:: WHAT THE TASK REQUIRES ::
Extract all lines in the data that contain the word "koskemalla".

** start DATA RECORDS **

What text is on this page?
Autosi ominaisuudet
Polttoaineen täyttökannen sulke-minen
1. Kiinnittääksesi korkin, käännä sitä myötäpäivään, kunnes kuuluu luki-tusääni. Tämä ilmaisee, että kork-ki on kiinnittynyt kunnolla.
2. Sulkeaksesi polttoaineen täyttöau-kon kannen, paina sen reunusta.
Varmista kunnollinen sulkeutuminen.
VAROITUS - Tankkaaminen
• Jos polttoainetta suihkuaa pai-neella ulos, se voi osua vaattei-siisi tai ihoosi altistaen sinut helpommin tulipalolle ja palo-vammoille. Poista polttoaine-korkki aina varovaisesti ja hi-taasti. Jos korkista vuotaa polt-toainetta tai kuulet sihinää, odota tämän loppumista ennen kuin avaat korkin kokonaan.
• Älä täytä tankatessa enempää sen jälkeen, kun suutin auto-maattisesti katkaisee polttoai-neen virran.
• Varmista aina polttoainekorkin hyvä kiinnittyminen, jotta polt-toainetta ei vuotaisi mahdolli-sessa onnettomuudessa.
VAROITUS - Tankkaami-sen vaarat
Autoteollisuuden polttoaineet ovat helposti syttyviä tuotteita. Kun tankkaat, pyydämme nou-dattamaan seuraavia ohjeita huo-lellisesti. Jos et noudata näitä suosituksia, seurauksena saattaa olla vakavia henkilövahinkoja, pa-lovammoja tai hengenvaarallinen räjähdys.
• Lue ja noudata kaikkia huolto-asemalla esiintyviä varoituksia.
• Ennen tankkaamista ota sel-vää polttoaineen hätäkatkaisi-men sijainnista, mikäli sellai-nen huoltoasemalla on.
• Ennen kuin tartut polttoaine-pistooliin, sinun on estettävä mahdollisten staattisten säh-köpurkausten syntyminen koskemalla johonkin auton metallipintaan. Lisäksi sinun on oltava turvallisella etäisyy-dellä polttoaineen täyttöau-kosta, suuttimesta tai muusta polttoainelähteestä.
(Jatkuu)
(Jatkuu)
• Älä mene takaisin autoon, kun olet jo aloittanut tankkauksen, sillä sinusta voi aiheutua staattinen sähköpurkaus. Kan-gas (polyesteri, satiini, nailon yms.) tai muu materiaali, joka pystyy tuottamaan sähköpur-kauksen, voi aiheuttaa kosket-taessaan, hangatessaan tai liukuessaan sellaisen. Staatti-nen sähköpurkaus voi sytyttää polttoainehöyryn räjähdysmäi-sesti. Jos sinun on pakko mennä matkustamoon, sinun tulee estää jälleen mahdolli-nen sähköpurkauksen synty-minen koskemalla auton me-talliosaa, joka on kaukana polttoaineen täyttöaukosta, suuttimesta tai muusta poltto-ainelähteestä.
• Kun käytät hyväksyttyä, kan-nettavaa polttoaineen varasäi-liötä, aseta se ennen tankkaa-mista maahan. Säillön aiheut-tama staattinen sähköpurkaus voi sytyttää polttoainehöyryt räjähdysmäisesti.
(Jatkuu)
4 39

** end DATA RECORDS **

:: COMPLETE OUTPUT ::
• Ennen kuin tartut polttoaine-pistooliin, sinun on estettävä mahdollisten staattisten säh-köpurkausten syntyminen koskemalla johonkin auton metallipintaan. Lisäksi sinun on oltava turvallisella etäisyy-dellä polttoaineen täyttöau-kosta, suuttimesta tai muusta polttoainelähteestä.
• Älä mene takaisin autoon, kun olet jo aloittanut tankkauksen, sillä sinusta voi aiheutua staattinen sähköpurkaus. Kan-gas (polyesteri, satiini, nailon yms.) tai muu materiaali, joka pystyy tuottamaan sähköpur-kauksen, voi aiheuttaa kosket-taessaan, hangatessaan tai liukuessaan sellaisen. Staatti-nen sähköpurkaus voi sytyttää polttoainehöyryn räjähdysmäi-sesti. Jos sinun on pakko mennä matkustamoon, sinun tulee estää jälleen mahdolli-nen sähköpurkauksen synty-minen koskemalla auton me-talliosaa, joka on kaukana polttoaineen täyttöaukosta, suuttimesta tai muusta poltto-ainelähteestä.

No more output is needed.